**抜粋本文**
米沢藩の生命線「板谷街道」を想う(4/4)

16 不明な旧街道の痕跡
 板谷番所を通り七折坂を曲がりくねって谷におり、前川の板橋を渡る。やがて現在の高野原開拓地のところへと出る。街道はここから分枝し、右に行けば五色温泉と板谷鉱山の方へ、左に行けば陸奥と出羽の国境産ヶ沢に至るが、実はこの辺から旧板谷街道は分からなくなるのである。
itaya16 現在は林道が通り、そこしか行く手立てがない。当時国境に向かう道は二つあり、一つは谷側沿いに、もう一つは山の中腹沿いに向かっていた。だが国境の前で再び一つの街道に戻る。今でも産ヶ沢に向かう途中の渓谷は凄く深く、断崖絶壁の下を前川が流れている様は圧巻である。紅葉の季節は凄いかもしれない。隠れた秘境とでも言おうか。だがこの道しか福島側に行く方法がなく、板谷街道の謎の部分である。確かに街道はあったのだが、その痕跡を見つけられないのが実情である。これから米沢と福島の県境前後を検証すべきと思っている。
 記録で見ると、当時産ヶ沢には関所があった。関所は米沢藩が設置したもので、国境警備と荷駄の取調べをしていた。米沢藩は板谷と産ヶ沢国境に番所を設けて藩内への不正侵入を防止していたのである。産ヶ沢は前川と板谷鉱山から下り流れる蟹沢川が合流したところでかなり広い河原である。今も昔のままの地形である。だが現在は砂防ダムができたりして景色は異なる。この河原が国境であった。ここから川の名が松川となる。この川は福島信夫山の北に出て阿武隈川と合流し太平洋へと注ぐ。奥羽線から眺めることができる河原はこの産ヶ沢辺りであろうか。

【産ヶ沢〜庭坂〜笹木野〜福島】
 産ヶ沢までが米沢側板谷街道である。産ヶ沢を木の橋で渡り、福島側に入ると李平(すもだいら)である。記録でみると福島側に入ると直ぐに上り坂になり、これを蛤坂と言った様である。左手に大きな石があるのが分かる。国境を越えて福島側に出ると、国境あたりの街道が又、不明瞭になってくる。
 現在でも地図上で道を追うことは出来ない。ここが板谷街道最大の謎の部分である。実際に歩いて道を確認しながら進むしか方法がないのが実情である。険しい山と幽谷の中に街道が埋没している。ここからの板谷街道の行程は田中氏の記述を軸に現場踏査の検証である。
 兎に角国境から李平まではこれも又難儀であった様だ。だが途中には石畳も現存し、当時のままに約5百米ほど保存されていると言う。

17 李平宿にある2人の偉人の痕跡
 越後街道の小国黒沢峠の石畳を彷彿とさせてくれる。この石畳のところに「史跡米沢街道」の標柱が立っていた。この標柱は奥羽本線赤岩駅から板谷駅へ行く車窓から、左手の山の中腹に見えたと言うが、果たして現在ではどうだろうか。古い事なので分からない。李平の現地を車で走り検証するも林道が古道と重なる。

**作業内容 A**
提供された行の先頭から「total-label: £3.7bn [547,97,587,112]」を含む行までを、「bar-segment-food」を「bar-segment-meals」に差し替え、ほかは一切変えずに書き直してください。

**提供された行**
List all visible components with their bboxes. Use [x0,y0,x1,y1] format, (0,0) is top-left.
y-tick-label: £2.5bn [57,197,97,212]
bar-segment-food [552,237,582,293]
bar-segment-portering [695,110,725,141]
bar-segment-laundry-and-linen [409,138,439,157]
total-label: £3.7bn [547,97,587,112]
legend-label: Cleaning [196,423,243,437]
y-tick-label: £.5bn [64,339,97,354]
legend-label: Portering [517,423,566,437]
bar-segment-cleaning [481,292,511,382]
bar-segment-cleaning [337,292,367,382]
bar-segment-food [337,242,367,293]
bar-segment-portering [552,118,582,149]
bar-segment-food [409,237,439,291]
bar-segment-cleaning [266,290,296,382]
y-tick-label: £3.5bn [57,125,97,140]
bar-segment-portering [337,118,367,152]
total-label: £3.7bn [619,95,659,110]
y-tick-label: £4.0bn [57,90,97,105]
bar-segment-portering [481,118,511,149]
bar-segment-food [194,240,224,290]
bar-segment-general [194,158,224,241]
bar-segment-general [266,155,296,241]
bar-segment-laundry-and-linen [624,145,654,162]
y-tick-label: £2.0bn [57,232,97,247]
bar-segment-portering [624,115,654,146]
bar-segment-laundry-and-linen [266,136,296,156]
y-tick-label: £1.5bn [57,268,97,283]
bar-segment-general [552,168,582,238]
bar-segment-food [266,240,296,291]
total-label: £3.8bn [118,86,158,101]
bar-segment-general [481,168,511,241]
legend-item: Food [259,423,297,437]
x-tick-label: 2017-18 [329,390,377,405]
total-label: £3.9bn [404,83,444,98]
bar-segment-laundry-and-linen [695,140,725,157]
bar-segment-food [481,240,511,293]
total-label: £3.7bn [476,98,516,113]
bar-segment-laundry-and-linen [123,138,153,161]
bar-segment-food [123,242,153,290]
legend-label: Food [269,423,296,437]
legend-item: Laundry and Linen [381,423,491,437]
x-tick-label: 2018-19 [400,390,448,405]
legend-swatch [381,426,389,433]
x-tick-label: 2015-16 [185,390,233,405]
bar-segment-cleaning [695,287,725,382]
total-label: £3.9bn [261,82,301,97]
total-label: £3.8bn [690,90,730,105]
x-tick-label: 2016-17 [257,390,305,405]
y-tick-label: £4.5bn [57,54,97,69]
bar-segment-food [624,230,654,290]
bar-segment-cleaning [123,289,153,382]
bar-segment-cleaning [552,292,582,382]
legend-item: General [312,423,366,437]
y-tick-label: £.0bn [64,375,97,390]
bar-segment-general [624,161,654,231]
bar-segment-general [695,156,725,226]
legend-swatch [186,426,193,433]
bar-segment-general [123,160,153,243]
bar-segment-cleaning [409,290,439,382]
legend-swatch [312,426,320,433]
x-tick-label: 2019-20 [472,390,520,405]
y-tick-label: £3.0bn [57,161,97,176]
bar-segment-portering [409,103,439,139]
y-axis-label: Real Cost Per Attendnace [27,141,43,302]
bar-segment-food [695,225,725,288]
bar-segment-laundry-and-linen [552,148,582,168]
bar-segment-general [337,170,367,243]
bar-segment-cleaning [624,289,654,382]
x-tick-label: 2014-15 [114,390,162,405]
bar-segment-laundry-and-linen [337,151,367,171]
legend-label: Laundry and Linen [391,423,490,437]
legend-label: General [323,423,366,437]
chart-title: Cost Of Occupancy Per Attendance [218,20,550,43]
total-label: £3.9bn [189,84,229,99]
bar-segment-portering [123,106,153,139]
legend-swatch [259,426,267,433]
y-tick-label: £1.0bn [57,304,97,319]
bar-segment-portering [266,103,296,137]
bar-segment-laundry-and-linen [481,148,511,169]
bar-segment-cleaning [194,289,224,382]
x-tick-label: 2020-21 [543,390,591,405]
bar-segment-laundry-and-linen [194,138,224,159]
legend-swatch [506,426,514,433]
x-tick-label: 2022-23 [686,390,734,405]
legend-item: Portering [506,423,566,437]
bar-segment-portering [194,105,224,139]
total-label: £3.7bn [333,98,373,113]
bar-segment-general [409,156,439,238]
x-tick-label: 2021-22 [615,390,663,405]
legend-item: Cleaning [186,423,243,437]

**作業内容 B**
板谷街道についての本文のうち、「記録で見ると、当時産ヶ沢には」から「証するも林道が古道と重なる。」までを一字も変えずに書き写してください。

**正答 A**
List all visible components with their bboxes. Use [x0,y0,x1,y1] format, (0,0) is top-left.
y-tick-label: £2.5bn [57,197,97,212]
bar-segment-meals [552,237,582,293]
bar-segment-portering [695,110,725,141]
bar-segment-laundry-and-linen [409,138,439,157]
total-label: £3.7bn [547,97,587,112]

**正答 B**
記録で見ると、当時産ヶ沢には関所があった。関所は米沢藩が設置したもので、国境警備と荷駄の取調べをしていた。米沢藩は板谷と産ヶ沢国境に番所を設けて藩内への不正侵入を防止していたのである。産ヶ沢は前川と板谷鉱山から下り流れる蟹沢川が合流したところでかなり広い河原である。今も昔のままの地形である。だが現在は砂防ダムができたりして景色は異なる。この河原が国境であった。ここから川の名が松川となる。この川は福島信夫山の北に出て阿武隈川と合流し太平洋へと注ぐ。奥羽線から眺めることができる河原はこの産ヶ沢辺りであろうか。

【産ヶ沢〜庭坂〜笹木野〜福島】
 産ヶ沢までが米沢側板谷街道である。産ヶ沢を木の橋で渡り、福島側に入ると李平(すもだいら)である。記録でみると福島側に入ると直ぐに上り坂になり、これを蛤坂と言った様である。左手に大きな石があるのが分かる。国境を越えて福島側に出ると、国境あたりの街道が又、不明瞭になってくる。
 現在でも地図上で道を追うことは出来ない。ここが板谷街道最大の謎の部分である。実際に歩いて道を確認しながら進むしか方法がないのが実情である。険しい山と幽谷の中に街道が埋没している。ここからの板谷街道の行程は田中氏の記述を軸に現場踏査の検証である。
 兎に角国境から李平まではこれも又難儀であった様だ。だが途中には石畳も現存し、当時のままに約5百米ほど保存されていると言う。

17 李平宿にある2人の偉人の痕跡
 越後街道の小国黒沢峠の石畳を彷彿とさせてくれる。この石畳のところに「史跡米沢街道」の標柱が立っていた。この標柱は奥羽本線赤岩駅から板谷駅へ行く車窓から、左手の山の中腹に見えたと言うが、果たして現在ではどうだろうか。古い事なので分からない。李平の現地を車で走り検証するも林道が古道と重なる。